### [Текст документа]
══════════

Настоящие, живые люди — медленно умирают. Их переменчивые и слабые натуры не совместимы с нормоконтролем.
Муж тяжело работает, чтобы выбраться оттуда, причем тратит на безнадежное дело все свои силы, готов прямо дневать и ночевать в самодельной шахте — но лишь роет себе могилу, и жизнь его кончится в тот день, когда он потеряет надежду.
Жена — пытается оживить дом, как-то поддерживать здоровье и что-то менять вокруг.
Однако мир — абсолютно стандартен. Наши "Ночь, улица, фонарь, аптека" — это еще цветочки.
Облака на небе — из рекламного проспекта. Изгиб дороги — по нормативам, чтобы удобно было развернуться легковой машине. Освещенность придомовой территории — санитарно необходимая, а её площадь — в рамках ценовой категории "среднего класса".

══════════

### [Задание]
Продолжите текст о муже и жене, живущих в стандартном мире, начиная сразу после его последнего предложения.

══════════

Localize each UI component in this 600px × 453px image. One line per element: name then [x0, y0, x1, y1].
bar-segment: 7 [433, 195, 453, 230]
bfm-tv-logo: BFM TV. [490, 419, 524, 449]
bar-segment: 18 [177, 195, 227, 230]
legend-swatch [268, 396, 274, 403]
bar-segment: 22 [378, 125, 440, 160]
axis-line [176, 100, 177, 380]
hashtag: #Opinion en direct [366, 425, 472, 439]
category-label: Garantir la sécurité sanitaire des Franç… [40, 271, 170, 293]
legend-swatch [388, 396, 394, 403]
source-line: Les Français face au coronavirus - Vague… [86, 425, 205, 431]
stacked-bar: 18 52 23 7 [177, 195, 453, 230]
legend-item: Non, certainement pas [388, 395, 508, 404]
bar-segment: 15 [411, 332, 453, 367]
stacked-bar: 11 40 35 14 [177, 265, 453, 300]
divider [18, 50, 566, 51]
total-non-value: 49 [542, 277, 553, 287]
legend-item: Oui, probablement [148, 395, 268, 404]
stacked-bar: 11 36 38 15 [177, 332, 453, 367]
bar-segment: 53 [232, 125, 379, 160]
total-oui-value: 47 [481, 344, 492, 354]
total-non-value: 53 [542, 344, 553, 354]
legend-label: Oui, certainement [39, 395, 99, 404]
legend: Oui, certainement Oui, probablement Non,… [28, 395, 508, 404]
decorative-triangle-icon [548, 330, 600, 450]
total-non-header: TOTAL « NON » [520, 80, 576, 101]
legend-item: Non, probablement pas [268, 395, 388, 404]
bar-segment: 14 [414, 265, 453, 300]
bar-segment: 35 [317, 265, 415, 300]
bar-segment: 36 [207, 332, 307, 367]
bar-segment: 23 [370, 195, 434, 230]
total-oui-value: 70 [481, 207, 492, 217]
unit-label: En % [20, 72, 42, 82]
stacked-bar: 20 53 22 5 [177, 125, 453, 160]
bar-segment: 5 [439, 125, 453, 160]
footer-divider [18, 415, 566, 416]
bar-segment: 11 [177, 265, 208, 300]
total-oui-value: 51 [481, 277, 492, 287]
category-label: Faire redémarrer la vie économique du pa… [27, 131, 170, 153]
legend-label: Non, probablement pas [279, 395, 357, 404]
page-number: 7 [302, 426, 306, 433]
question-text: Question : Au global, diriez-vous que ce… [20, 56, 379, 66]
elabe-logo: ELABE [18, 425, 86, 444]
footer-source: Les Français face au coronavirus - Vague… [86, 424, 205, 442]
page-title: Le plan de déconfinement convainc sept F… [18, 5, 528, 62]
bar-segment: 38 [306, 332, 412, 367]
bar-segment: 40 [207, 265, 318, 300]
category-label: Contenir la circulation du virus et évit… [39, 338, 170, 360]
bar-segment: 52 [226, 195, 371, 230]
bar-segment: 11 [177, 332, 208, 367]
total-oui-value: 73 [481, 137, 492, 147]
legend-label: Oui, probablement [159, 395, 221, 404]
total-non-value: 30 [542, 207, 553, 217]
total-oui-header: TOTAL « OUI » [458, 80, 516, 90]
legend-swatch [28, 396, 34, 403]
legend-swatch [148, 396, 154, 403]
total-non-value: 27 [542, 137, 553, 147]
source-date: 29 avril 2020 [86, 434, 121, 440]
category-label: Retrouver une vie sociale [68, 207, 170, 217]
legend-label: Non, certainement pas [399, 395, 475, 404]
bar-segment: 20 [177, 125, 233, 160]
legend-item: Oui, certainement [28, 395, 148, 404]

══════════

### [Ответ]
Индустриальная, конвейерная штампованность как основа вселенной — любой хаос вытесняется. Это в Средние века природа не терпела пустоты. В американской субурбии она не терпит естественности. Причем стереотипность, повторяемость и стандартность — даны сама по себе, безо всяких переходных форм и денежных эквивалентов.
Электричество берется из розетки, а еда — полиэтиленовые вакуумные упаковки — из картонных коробок, что просто так материализуются перед крыльцом. Трава на лужайке — может исчезнуть или появиться, но никак не сгореть. Если же горит дом, то с последними клубами дыма он перезагружается.
Матрица без компьютера, существующая в сознании некоего американского духа. Зазеркалье американской мечты.
Но все это мелочи. Даже если тебя посадили в синтетическую тюрягу с другими законами физики, можно планировать побег. Хотя бы воображать себя Монте-Лобачевским.
Только тут перемена — в коробке присылают синтетического младенца.
Он быстро растет, и при том не становится человеком.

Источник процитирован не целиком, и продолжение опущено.